Write the data out again in full, with no departure from the original.

══ GIVEN ENTRIES ══

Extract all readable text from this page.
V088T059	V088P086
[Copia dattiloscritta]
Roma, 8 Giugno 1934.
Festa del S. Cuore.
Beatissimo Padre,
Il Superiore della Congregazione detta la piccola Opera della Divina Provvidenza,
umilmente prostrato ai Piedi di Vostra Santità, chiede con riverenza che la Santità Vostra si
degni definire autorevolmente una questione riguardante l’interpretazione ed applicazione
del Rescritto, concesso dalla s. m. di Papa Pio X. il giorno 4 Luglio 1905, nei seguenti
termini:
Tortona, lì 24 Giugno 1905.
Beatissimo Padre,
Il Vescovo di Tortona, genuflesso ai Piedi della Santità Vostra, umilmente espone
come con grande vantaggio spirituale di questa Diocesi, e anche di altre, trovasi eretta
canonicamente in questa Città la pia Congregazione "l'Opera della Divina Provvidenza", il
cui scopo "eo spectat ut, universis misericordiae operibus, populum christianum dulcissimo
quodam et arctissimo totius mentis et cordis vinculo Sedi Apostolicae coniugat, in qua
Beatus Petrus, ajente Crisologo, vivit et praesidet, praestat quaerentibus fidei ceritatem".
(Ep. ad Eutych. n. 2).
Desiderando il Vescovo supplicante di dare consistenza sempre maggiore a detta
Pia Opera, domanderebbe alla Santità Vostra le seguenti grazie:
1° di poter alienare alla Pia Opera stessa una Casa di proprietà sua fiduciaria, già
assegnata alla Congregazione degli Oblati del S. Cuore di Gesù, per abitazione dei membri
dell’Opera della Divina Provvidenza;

═══

- [RESULT OF THE EXERCISE]
Extract all readable text from this page.
V088T059	V088P086
[Copia dattiloscritta]
Roma, 8 Giugno 1934.
Festa del S. Cuore.
Beatissimo Padre,
Il Superiore della Congregazione detta la piccola Opera della Divina Provvidenza,
umilmente prostrato ai Piedi di Vostra Santità, chiede con riverenza che la Santità Vostra si
degni definire autorevolmente una questione riguardante l’interpretazione ed applicazione
del Rescritto, concesso dalla s. m. di Papa Pio X. il giorno 4 Luglio 1905, nei seguenti
termini:
Tortona, lì 24 Giugno 1905.
Beatissimo Padre,
Il Vescovo di Tortona, genuflesso ai Piedi della Santità Vostra, umilmente espone
come con grande vantaggio spirituale di questa Diocesi, e anche di altre, trovasi eretta
canonicamente in questa Città la pia Congregazione "l'Opera della Divina Provvidenza", il
cui scopo "eo spectat ut, universis misericordiae operibus, populum christianum dulcissimo
quodam et arctissimo totius mentis et cordis vinculo Sedi Apostolicae coniugat, in qua
Beatus Petrus, ajente Crisologo, vivit et praesidet, praestat quaerentibus fidei ceritatem".
(Ep. ad Eutych. n. 2).
Desiderando il Vescovo supplicante di dare consistenza sempre maggiore a detta
Pia Opera, domanderebbe alla Santità Vostra le seguenti grazie:
1° di poter alienare alla Pia Opera stessa una Casa di proprietà sua fiduciaria, già
assegnata alla Congregazione degli Oblati del S. Cuore di Gesù, per abitazione dei membri
dell’Opera della Divina Provvidenza;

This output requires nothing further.